──────── Rows
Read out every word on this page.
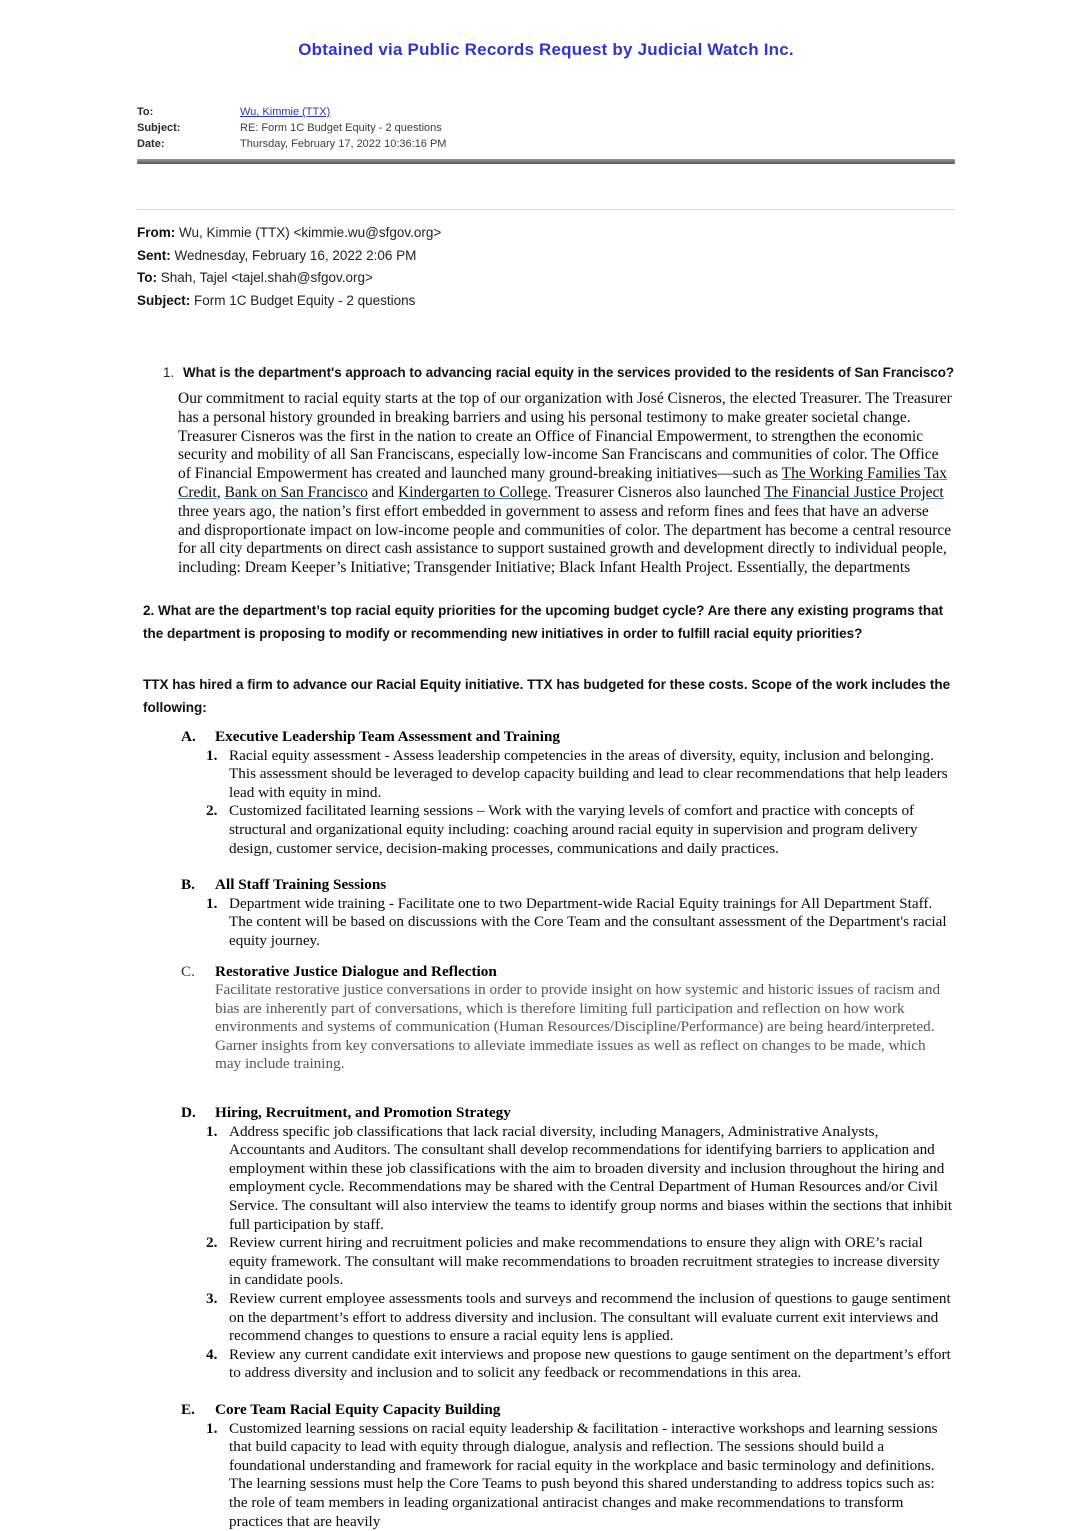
Obtained via Public Records Request by Judicial Watch Inc.
To:	Wu, Kimmie (TTX)
Subject:	RE: Form 1C Budget Equity - 2 questions
Date:	Thursday, February 17, 2022 10:36:16 PM
From: Wu, Kimmie (TTX) <kimmie.wu@sfgov.org>
Sent: Wednesday, February 16, 2022 2:06 PM
To: Shah, Tajel <tajel.shah@sfgov.org>
Subject: Form 1C Budget Equity - 2 questions
1. What is the department's approach to advancing racial equity in the services provided to the residents of San Francisco?
Our commitment to racial equity starts at the top of our organization with José Cisneros, the elected Treasurer. The Treasurer has a personal history grounded in breaking barriers and using his personal testimony to make greater societal change. Treasurer Cisneros was the first in the nation to create an Office of Financial Empowerment, to strengthen the economic security and mobility of all San Franciscans, especially low-income San Franciscans and communities of color. The Office of Financial Empowerment has created and launched many ground-breaking initiatives—such as The Working Families Tax Credit, Bank on San Francisco and Kindergarten to College. Treasurer Cisneros also launched The Financial Justice Project three years ago, the nation’s first effort embedded in government to assess and reform fines and fees that have an adverse and disproportionate impact on low-income people and communities of color. The department has become a central resource for all city departments on direct cash assistance to support sustained growth and development directly to individual people, including: Dream Keeper’s Initiative; Transgender Initiative; Black Infant Health Project. Essentially, the departments
2. What are the department’s top racial equity priorities for the upcoming budget cycle? Are there any existing programs that the department is proposing to modify or recommending new initiatives in order to fulfill racial equity priorities?
TTX has hired a firm to advance our Racial Equity initiative. TTX has budgeted for these costs. Scope of the work includes the following:
A.	Executive Leadership Team Assessment and Training
1. Racial equity assessment - Assess leadership competencies in the areas of diversity, equity, inclusion and belonging. This assessment should be leveraged to develop capacity building and lead to clear recommendations that help leaders lead with equity in mind.
2. Customized facilitated learning sessions – Work with the varying levels of comfort and practice with concepts of structural and organizational equity including: coaching around racial equity in supervision and program delivery design, customer service, decision-making processes, communications and daily practices.
B.	All Staff Training Sessions
1. Department wide training - Facilitate one to two Department-wide Racial Equity trainings for All Department Staff. The content will be based on discussions with the Core Team and the consultant assessment of the Department's racial equity journey.
C.	Restorative Justice Dialogue and Reflection
Facilitate restorative justice conversations in order to provide insight on how systemic and historic issues of racism and bias are inherently part of conversations, which is therefore limiting full participation and reflection on how work environments and systems of communication (Human Resources/Discipline/Performance) are being heard/interpreted. Garner insights from key conversations to alleviate immediate issues as well as reflect on changes to be made, which may include training.
D.	Hiring, Recruitment, and Promotion Strategy
1. Address specific job classifications that lack racial diversity, including Managers, Administrative Analysts, Accountants and Auditors. The consultant shall develop recommendations for identifying barriers to application and employment within these job classifications with the aim to broaden diversity and inclusion throughout the hiring and employment cycle. Recommendations may be shared with the Central Department of Human Resources and/or Civil Service. The consultant will also interview the teams to identify group norms and biases within the sections that inhibit full participation by staff.
2. Review current hiring and recruitment policies and make recommendations to ensure they align with ORE’s racial equity framework. The consultant will make recommendations to broaden recruitment strategies to increase diversity in candidate pools.
3. Review current employee assessments tools and surveys and recommend the inclusion of questions to gauge sentiment on the department’s effort to address diversity and inclusion. The consultant will evaluate current exit interviews and recommend changes to questions to ensure a racial equity lens is applied.
4. Review any current candidate exit interviews and propose new questions to gauge sentiment on the department’s effort to address diversity and inclusion and to solicit any feedback or recommendations in this area.
E.	Core Team Racial Equity Capacity Building
1. Customized learning sessions on racial equity leadership & facilitation - interactive workshops and learning sessions that build capacity to lead with equity through dialogue, analysis and reflection. The sessions should build a foundational understanding and framework for racial equity in the workplace and basic terminology and definitions. The learning sessions must help the Core Teams to push beyond this shared understanding to address topics such as: the role of team members in leading organizational antiracist changes and make recommendations to transform practices that are heavily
────────────────
● **Written task**
From the data above, copy each line that holds "February".

● **Output**
Date:	Thursday, February 17, 2022 10:36:16 PM
Sent: Wednesday, February 16, 2022 2:06 PM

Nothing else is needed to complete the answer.